(Goal): Search the data for the string "name" and extract every line where it appears.

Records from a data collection
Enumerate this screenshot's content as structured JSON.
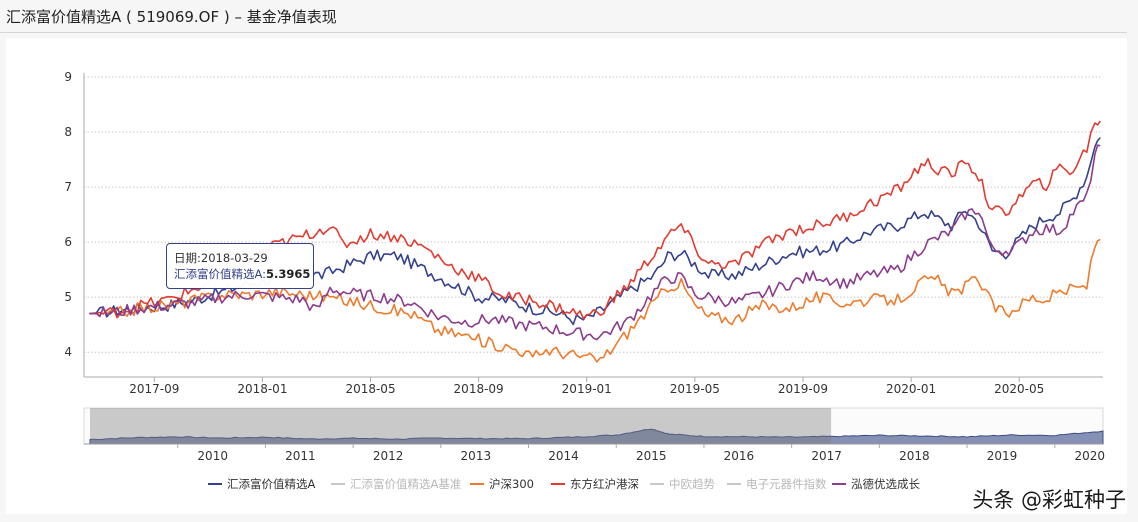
{
  "header": {
    "title": "汇添富价值精选A ( 519069.OF ) – 基金净值表现"
  },
  "tooltip": {
    "date_label": "日期:",
    "date_value": "2018-03-29",
    "series_label": "汇添富价值精选A:",
    "value": "5.3965"
  },
  "watermark": "头条 @彩虹种子",
  "chart_data": {
    "type": "line",
    "y_ticks": [
      4,
      5,
      6,
      7,
      8,
      9
    ],
    "ylim": [
      3.55,
      9.0
    ],
    "x_ticks": [
      "2017-09",
      "2018-01",
      "2018-05",
      "2018-09",
      "2019-01",
      "2019-05",
      "2019-09",
      "2020-01",
      "2020-05"
    ],
    "x_tick_months": [
      2,
      6,
      10,
      14,
      18,
      22,
      26,
      30,
      34
    ],
    "x_range_months": [
      -0.6,
      37.1
    ],
    "grid": "horizontal-dotted",
    "legend_position": "bottom",
    "series": [
      {
        "name": "汇添富价值精选A",
        "color": "#34418c",
        "visible": true,
        "points": [
          [
            -0.4,
            4.7
          ],
          [
            0.5,
            4.75
          ],
          [
            1.5,
            4.8
          ],
          [
            2.5,
            4.85
          ],
          [
            3.5,
            4.95
          ],
          [
            4.5,
            5.1
          ],
          [
            5.5,
            5.25
          ],
          [
            6.5,
            5.35
          ],
          [
            7.5,
            5.45
          ],
          [
            8.2,
            5.4
          ],
          [
            9,
            5.55
          ],
          [
            10,
            5.75
          ],
          [
            11,
            5.75
          ],
          [
            12,
            5.5
          ],
          [
            13,
            5.25
          ],
          [
            14,
            5.0
          ],
          [
            15,
            4.95
          ],
          [
            16,
            4.8
          ],
          [
            17,
            4.7
          ],
          [
            17.5,
            4.6
          ],
          [
            18,
            4.6
          ],
          [
            18.5,
            4.75
          ],
          [
            19.5,
            5.1
          ],
          [
            20.5,
            5.4
          ],
          [
            21,
            5.75
          ],
          [
            21.5,
            5.8
          ],
          [
            22,
            5.6
          ],
          [
            22.5,
            5.4
          ],
          [
            23.5,
            5.4
          ],
          [
            24.5,
            5.6
          ],
          [
            25.5,
            5.8
          ],
          [
            26.5,
            5.85
          ],
          [
            27.5,
            5.95
          ],
          [
            28.5,
            6.2
          ],
          [
            29.5,
            6.3
          ],
          [
            30.5,
            6.55
          ],
          [
            31.5,
            6.3
          ],
          [
            32,
            6.6
          ],
          [
            32.5,
            6.35
          ],
          [
            33,
            5.85
          ],
          [
            33.5,
            5.8
          ],
          [
            34,
            6.05
          ],
          [
            34.5,
            6.3
          ],
          [
            35,
            6.45
          ],
          [
            35.5,
            6.55
          ],
          [
            36,
            6.8
          ],
          [
            36.5,
            7.2
          ],
          [
            36.8,
            7.8
          ],
          [
            37.0,
            7.9
          ]
        ]
      },
      {
        "name": "汇添富价值精选A基准",
        "color": "#d0d0d0",
        "visible": false,
        "points": []
      },
      {
        "name": "沪深300",
        "color": "#ee7b2c",
        "visible": true,
        "points": [
          [
            -0.4,
            4.7
          ],
          [
            0.5,
            4.7
          ],
          [
            1.5,
            4.8
          ],
          [
            2.5,
            4.85
          ],
          [
            3.5,
            4.95
          ],
          [
            4.5,
            5.05
          ],
          [
            5.5,
            5.05
          ],
          [
            6.5,
            5.1
          ],
          [
            7.5,
            5.05
          ],
          [
            8.5,
            5.0
          ],
          [
            9.5,
            4.9
          ],
          [
            10.5,
            4.8
          ],
          [
            11.5,
            4.7
          ],
          [
            12.5,
            4.4
          ],
          [
            13.5,
            4.3
          ],
          [
            14.5,
            4.15
          ],
          [
            15.5,
            4.05
          ],
          [
            16,
            3.9
          ],
          [
            16.5,
            4.05
          ],
          [
            17.5,
            3.95
          ],
          [
            18.5,
            3.85
          ],
          [
            19.5,
            4.35
          ],
          [
            20.5,
            4.9
          ],
          [
            21,
            5.2
          ],
          [
            21.5,
            5.25
          ],
          [
            22,
            4.85
          ],
          [
            22.5,
            4.65
          ],
          [
            23.5,
            4.6
          ],
          [
            24.5,
            4.85
          ],
          [
            25.5,
            4.8
          ],
          [
            26.5,
            5.0
          ],
          [
            27.5,
            4.9
          ],
          [
            28.5,
            4.95
          ],
          [
            29.5,
            4.95
          ],
          [
            30.5,
            5.3
          ],
          [
            31,
            5.3
          ],
          [
            31.5,
            5.05
          ],
          [
            32.5,
            5.35
          ],
          [
            33,
            4.85
          ],
          [
            33.5,
            4.7
          ],
          [
            34,
            4.85
          ],
          [
            34.5,
            5.0
          ],
          [
            35,
            4.95
          ],
          [
            35.5,
            5.1
          ],
          [
            36,
            5.15
          ],
          [
            36.5,
            5.2
          ],
          [
            36.8,
            5.95
          ],
          [
            37.0,
            6.05
          ]
        ]
      },
      {
        "name": "东方红沪港深",
        "color": "#e23b31",
        "visible": true,
        "points": [
          [
            -0.4,
            4.7
          ],
          [
            0.5,
            4.72
          ],
          [
            1.5,
            4.85
          ],
          [
            2.5,
            4.95
          ],
          [
            3.5,
            5.15
          ],
          [
            4.5,
            5.35
          ],
          [
            5.5,
            5.7
          ],
          [
            6.5,
            5.95
          ],
          [
            7.5,
            6.1
          ],
          [
            8.5,
            6.3
          ],
          [
            9,
            5.95
          ],
          [
            10,
            6.15
          ],
          [
            11,
            6.1
          ],
          [
            12,
            5.9
          ],
          [
            13,
            5.55
          ],
          [
            14,
            5.35
          ],
          [
            15,
            5.0
          ],
          [
            16,
            4.95
          ],
          [
            17,
            4.8
          ],
          [
            18,
            4.65
          ],
          [
            18.5,
            4.75
          ],
          [
            19.5,
            5.2
          ],
          [
            20.5,
            5.8
          ],
          [
            21,
            6.1
          ],
          [
            21.5,
            6.3
          ],
          [
            22,
            5.9
          ],
          [
            22.5,
            5.6
          ],
          [
            23.5,
            5.6
          ],
          [
            24.5,
            5.95
          ],
          [
            25.5,
            6.2
          ],
          [
            26.5,
            6.3
          ],
          [
            27.5,
            6.45
          ],
          [
            28.5,
            6.7
          ],
          [
            29.5,
            6.95
          ],
          [
            30.5,
            7.45
          ],
          [
            31.5,
            7.2
          ],
          [
            32,
            7.5
          ],
          [
            32.5,
            7.2
          ],
          [
            33,
            6.55
          ],
          [
            33.5,
            6.55
          ],
          [
            34,
            6.8
          ],
          [
            34.5,
            7.05
          ],
          [
            35,
            7.05
          ],
          [
            35.5,
            7.35
          ],
          [
            36,
            7.3
          ],
          [
            36.5,
            7.7
          ],
          [
            36.8,
            8.2
          ],
          [
            37.0,
            8.2
          ]
        ]
      },
      {
        "name": "中欧趋势",
        "color": "#d0d0d0",
        "visible": false,
        "points": []
      },
      {
        "name": "电子元器件指数",
        "color": "#d0d0d0",
        "visible": false,
        "points": []
      },
      {
        "name": "泓德优选成长",
        "color": "#8b3c8e",
        "visible": true,
        "points": [
          [
            -0.4,
            4.7
          ],
          [
            0.5,
            4.72
          ],
          [
            1.5,
            4.8
          ],
          [
            2.5,
            4.85
          ],
          [
            3.5,
            4.9
          ],
          [
            4.5,
            5.0
          ],
          [
            5.5,
            5.05
          ],
          [
            6.5,
            5.0
          ],
          [
            7.5,
            4.95
          ],
          [
            8,
            4.75
          ],
          [
            8.5,
            5.15
          ],
          [
            9.5,
            5.05
          ],
          [
            10.5,
            5.0
          ],
          [
            11.5,
            4.9
          ],
          [
            12.5,
            4.65
          ],
          [
            13.5,
            4.55
          ],
          [
            14.5,
            4.6
          ],
          [
            15.5,
            4.5
          ],
          [
            16.5,
            4.45
          ],
          [
            17.5,
            4.35
          ],
          [
            18.5,
            4.3
          ],
          [
            19.5,
            4.55
          ],
          [
            20.5,
            5.1
          ],
          [
            21,
            5.35
          ],
          [
            21.5,
            5.35
          ],
          [
            22,
            5.05
          ],
          [
            22.5,
            5.0
          ],
          [
            23.5,
            4.9
          ],
          [
            24.5,
            5.05
          ],
          [
            25.5,
            5.25
          ],
          [
            26.5,
            5.4
          ],
          [
            27.5,
            5.25
          ],
          [
            28.5,
            5.4
          ],
          [
            29.5,
            5.5
          ],
          [
            30.5,
            5.95
          ],
          [
            31.5,
            6.2
          ],
          [
            32,
            6.5
          ],
          [
            32.5,
            6.6
          ],
          [
            33,
            5.85
          ],
          [
            33.5,
            5.85
          ],
          [
            34,
            5.95
          ],
          [
            34.5,
            6.2
          ],
          [
            35,
            6.25
          ],
          [
            35.5,
            6.2
          ],
          [
            36,
            6.55
          ],
          [
            36.5,
            6.8
          ],
          [
            36.8,
            7.6
          ],
          [
            37.0,
            7.75
          ]
        ]
      }
    ],
    "navigator": {
      "x_ticks": [
        "2010",
        "2011",
        "2012",
        "2013",
        "2014",
        "2015",
        "2016",
        "2017",
        "2018",
        "2019",
        "2020"
      ],
      "x_tick_years": [
        2010,
        2011,
        2012,
        2013,
        2014,
        2015,
        2016,
        2017,
        2018,
        2019,
        2020
      ],
      "x_range_years": [
        2009.0,
        2020.55
      ],
      "selected_range_years": [
        2009.0,
        2017.45
      ],
      "points": [
        [
          2009.0,
          0.25
        ],
        [
          2009.5,
          0.35
        ],
        [
          2010.0,
          0.4
        ],
        [
          2010.5,
          0.33
        ],
        [
          2011.0,
          0.38
        ],
        [
          2011.5,
          0.28
        ],
        [
          2012.0,
          0.32
        ],
        [
          2012.5,
          0.27
        ],
        [
          2013.0,
          0.33
        ],
        [
          2013.5,
          0.3
        ],
        [
          2014.0,
          0.3
        ],
        [
          2014.5,
          0.38
        ],
        [
          2015.0,
          0.5
        ],
        [
          2015.4,
          0.85
        ],
        [
          2015.6,
          0.55
        ],
        [
          2016.0,
          0.42
        ],
        [
          2016.5,
          0.4
        ],
        [
          2017.0,
          0.38
        ],
        [
          2017.5,
          0.42
        ],
        [
          2018.0,
          0.48
        ],
        [
          2018.5,
          0.45
        ],
        [
          2019.0,
          0.4
        ],
        [
          2019.5,
          0.5
        ],
        [
          2020.0,
          0.48
        ],
        [
          2020.55,
          0.72
        ]
      ]
    }
  }
}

(Exercise result):
        "name": "汇添富价值精选A",
        "name": "汇添富价值精选A基准",
        "name": "沪深300",
        "name": "东方红沪港深",
        "name": "中欧趋势",
        "name": "电子元器件指数",
        "name": "泓德优选成长",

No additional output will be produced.